• INSTRUCTIONS TO FOLLOW:
Quote the whole listing word for word, please.

>>>>>

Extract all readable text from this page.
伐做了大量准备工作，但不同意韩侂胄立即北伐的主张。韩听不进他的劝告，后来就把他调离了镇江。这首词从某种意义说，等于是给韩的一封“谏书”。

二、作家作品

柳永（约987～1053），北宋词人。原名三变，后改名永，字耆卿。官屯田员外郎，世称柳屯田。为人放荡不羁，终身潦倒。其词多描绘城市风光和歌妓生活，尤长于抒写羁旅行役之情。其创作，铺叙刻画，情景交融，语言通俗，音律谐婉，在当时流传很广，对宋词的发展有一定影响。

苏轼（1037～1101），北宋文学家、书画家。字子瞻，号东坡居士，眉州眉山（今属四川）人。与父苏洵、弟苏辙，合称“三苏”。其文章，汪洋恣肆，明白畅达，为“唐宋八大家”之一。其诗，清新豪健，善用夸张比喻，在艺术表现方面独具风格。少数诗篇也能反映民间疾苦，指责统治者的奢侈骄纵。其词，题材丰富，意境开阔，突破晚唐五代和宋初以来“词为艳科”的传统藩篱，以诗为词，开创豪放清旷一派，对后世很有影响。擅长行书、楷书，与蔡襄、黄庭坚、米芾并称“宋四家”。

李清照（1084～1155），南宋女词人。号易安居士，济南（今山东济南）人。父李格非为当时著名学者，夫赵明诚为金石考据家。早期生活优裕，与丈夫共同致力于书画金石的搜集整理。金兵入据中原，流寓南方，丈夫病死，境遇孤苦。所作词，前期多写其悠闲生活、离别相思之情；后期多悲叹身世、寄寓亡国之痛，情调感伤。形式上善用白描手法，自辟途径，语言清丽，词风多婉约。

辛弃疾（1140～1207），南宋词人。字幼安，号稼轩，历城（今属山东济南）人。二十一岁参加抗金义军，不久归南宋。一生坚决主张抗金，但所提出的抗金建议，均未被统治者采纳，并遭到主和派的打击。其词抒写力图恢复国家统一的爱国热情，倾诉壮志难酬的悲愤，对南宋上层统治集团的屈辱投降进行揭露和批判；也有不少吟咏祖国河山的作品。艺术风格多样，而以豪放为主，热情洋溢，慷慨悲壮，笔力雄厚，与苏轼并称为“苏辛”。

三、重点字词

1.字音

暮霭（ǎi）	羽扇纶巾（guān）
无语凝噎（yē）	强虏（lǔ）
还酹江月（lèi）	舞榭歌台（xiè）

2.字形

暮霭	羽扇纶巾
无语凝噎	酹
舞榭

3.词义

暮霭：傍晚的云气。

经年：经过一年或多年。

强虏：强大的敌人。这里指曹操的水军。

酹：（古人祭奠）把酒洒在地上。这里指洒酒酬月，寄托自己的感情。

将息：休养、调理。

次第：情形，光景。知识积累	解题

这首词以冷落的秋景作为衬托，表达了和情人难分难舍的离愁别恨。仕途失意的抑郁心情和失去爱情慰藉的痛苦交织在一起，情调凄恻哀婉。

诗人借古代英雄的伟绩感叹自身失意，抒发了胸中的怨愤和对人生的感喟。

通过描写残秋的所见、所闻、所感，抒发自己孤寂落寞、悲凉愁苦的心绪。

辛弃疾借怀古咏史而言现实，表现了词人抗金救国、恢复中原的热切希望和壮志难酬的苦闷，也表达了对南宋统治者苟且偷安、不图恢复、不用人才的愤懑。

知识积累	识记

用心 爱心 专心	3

<<<<<

• FINAL RESULT:
Extract all readable text from this page.
伐做了大量准备工作，但不同意韩侂胄立即北伐的主张。韩听不进他的劝告，后来就把他调离了镇江。这首词从某种意义说，等于是给韩的一封“谏书”。

二、作家作品

柳永（约987～1053），北宋词人。原名三变，后改名永，字耆卿。官屯田员外郎，世称柳屯田。为人放荡不羁，终身潦倒。其词多描绘城市风光和歌妓生活，尤长于抒写羁旅行役之情。其创作，铺叙刻画，情景交融，语言通俗，音律谐婉，在当时流传很广，对宋词的发展有一定影响。

苏轼（1037～1101），北宋文学家、书画家。字子瞻，号东坡居士，眉州眉山（今属四川）人。与父苏洵、弟苏辙，合称“三苏”。其文章，汪洋恣肆，明白畅达，为“唐宋八大家”之一。其诗，清新豪健，善用夸张比喻，在艺术表现方面独具风格。少数诗篇也能反映民间疾苦，指责统治者的奢侈骄纵。其词，题材丰富，意境开阔，突破晚唐五代和宋初以来“词为艳科”的传统藩篱，以诗为词，开创豪放清旷一派，对后世很有影响。擅长行书、楷书，与蔡襄、黄庭坚、米芾并称“宋四家”。

李清照（1084～1155），南宋女词人。号易安居士，济南（今山东济南）人。父李格非为当时著名学者，夫赵明诚为金石考据家。早期生活优裕，与丈夫共同致力于书画金石的搜集整理。金兵入据中原，流寓南方，丈夫病死，境遇孤苦。所作词，前期多写其悠闲生活、离别相思之情；后期多悲叹身世、寄寓亡国之痛，情调感伤。形式上善用白描手法，自辟途径，语言清丽，词风多婉约。

辛弃疾（1140～1207），南宋词人。字幼安，号稼轩，历城（今属山东济南）人。二十一岁参加抗金义军，不久归南宋。一生坚决主张抗金，但所提出的抗金建议，均未被统治者采纳，并遭到主和派的打击。其词抒写力图恢复国家统一的爱国热情，倾诉壮志难酬的悲愤，对南宋上层统治集团的屈辱投降进行揭露和批判；也有不少吟咏祖国河山的作品。艺术风格多样，而以豪放为主，热情洋溢，慷慨悲壮，笔力雄厚，与苏轼并称为“苏辛”。

三、重点字词

1.字音

暮霭（ǎi）	羽扇纶巾（guān）
无语凝噎（yē）	强虏（lǔ）
还酹江月（lèi）	舞榭歌台（xiè）

2.字形

暮霭	羽扇纶巾
无语凝噎	酹
舞榭

3.词义

暮霭：傍晚的云气。

经年：经过一年或多年。

强虏：强大的敌人。这里指曹操的水军。

酹：（古人祭奠）把酒洒在地上。这里指洒酒酬月，寄托自己的感情。

将息：休养、调理。

次第：情形，光景。知识积累	解题

这首词以冷落的秋景作为衬托，表达了和情人难分难舍的离愁别恨。仕途失意的抑郁心情和失去爱情慰藉的痛苦交织在一起，情调凄恻哀婉。

诗人借古代英雄的伟绩感叹自身失意，抒发了胸中的怨愤和对人生的感喟。

通过描写残秋的所见、所闻、所感，抒发自己孤寂落寞、悲凉愁苦的心绪。

辛弃疾借怀古咏史而言现实，表现了词人抗金救国、恢复中原的热切希望和壮志难酬的苦闷，也表达了对南宋统治者苟且偷安、不图恢复、不用人才的愤懑。

知识积累	识记

用心 爱心 专心	3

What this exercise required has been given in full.